Görevin kapsamı: Aşağıdaki kaynak metinde eskiden kış günlerinin ne anlama geldiği söyleniyorsa onların hepsini madde madde sırala.

Kaynak metin:
◇ ◇ ◇ ◇
Her sabah evin
serinliğiyle uyanıyorum. Bu sabah, uyanır uyanmaz, ateş küllenmeden,hemen koşup
sobaya biraz daha odun attım. Aynı sobanın üzerine bir çaydanlık su koyup, ıslık
çalmasını beklemeye başladım.
Eğer bir gece önceden,
dışarıdaki odun kümesinden, içeriye biraz odun taşımayı unutmazsam, hiç de zor
olmayan sabah rutinim bu. Devre arasındayım ben şimdi, bu hayata alıştım. En
iyisi bilinçli olarak pasif olmak, fazla bir şeyle ugraşmamak ve herseyin farkına
varmak. Sezilerim bana uzaklaşmamı ve doğanın sundugu, bütün açılmamış hediyelere bakmamı söylüyor. Doğa etrafımda kış uykusuna yattı, ben de öyle.
Eskiden kış günleri,
eve kapanmak; şöminenin etrafında toplanmak, ocakta fokurdayan acılı bir yemek ve basketbol
maçından terli ve enerji dolu olarak dönen çocuklarımın, gençliklerinin büyüsüyle, evi neşelendirmeleri
manasına geliyordu. Oysa şimdi, kış günleri; tek kişiye inmiş aksam yemeği, kendi kendine sohbet; odun
toplayıp, kesmek; aydınlığın gelmesini
beklerken, karanlıkla boğuşmaktan ibaret olan kutsal, kişisel yolculuğuma devam
etmektir. Bu bayram zamanı bile, denize uzanan, heryerden uzak bu yarımada, yolcunun, yolu şaşırmadan, amacını
gerçeklestirmesine yardım ediyor. Çünkü burada Noel sezonu heryerdeki gibi değil,
biraz daha sönük.
Ben Noel kutlamalarını
severdim, ama son zamanlarda bu aşırılıklardan yoruldum. Herkesi mutlu etmek
için koşusturup duran kadınların yorgun ifadelerini görünce, Noel’in bedelini,
yaşadığımız çağda kadınların ödediğini anladım. Ailemiz istese de istemese de,
evi neşeyle doldurma işini, biz üstleniriz. Son yıllarda,bu konuyu o kadar
ciddiye aldım ki, sayisi yirmiyi bulan genis ailemiz için açık büfe yemekli, oyunlu, şarkılı
partiler düzenlemeye başladım. Insanları ve onlarla beraber gelen keyif ve eğlenceyi evimize
davet ettim.
◇ ◇ ◇ ◇
Kaynak veriler:
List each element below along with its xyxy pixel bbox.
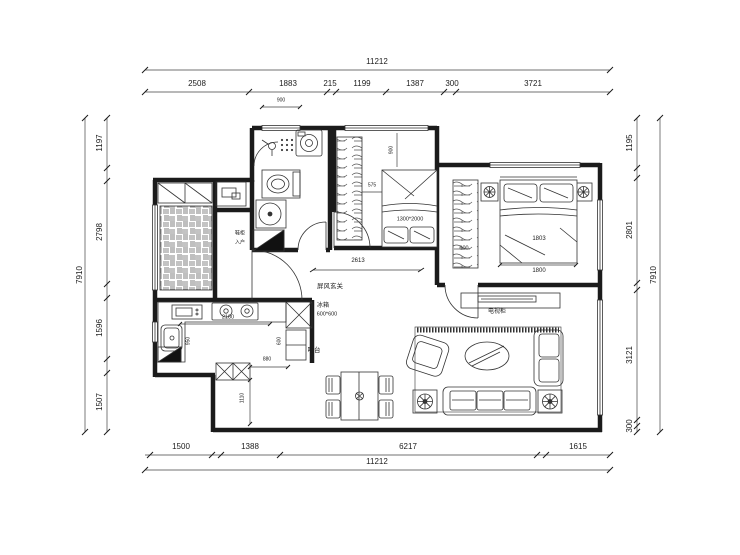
◇ ◇ ◇ ◇
Tam çıktı:
- Eve kapanmak
- Şöminenin etrafında toplanmak
- Ocakta fokurdayan acılı bir yemek
- Basketbol maçından terli ve enerji dolu dönen çocukların, gençliklerinin büyüsüyle evi neşelendirmesi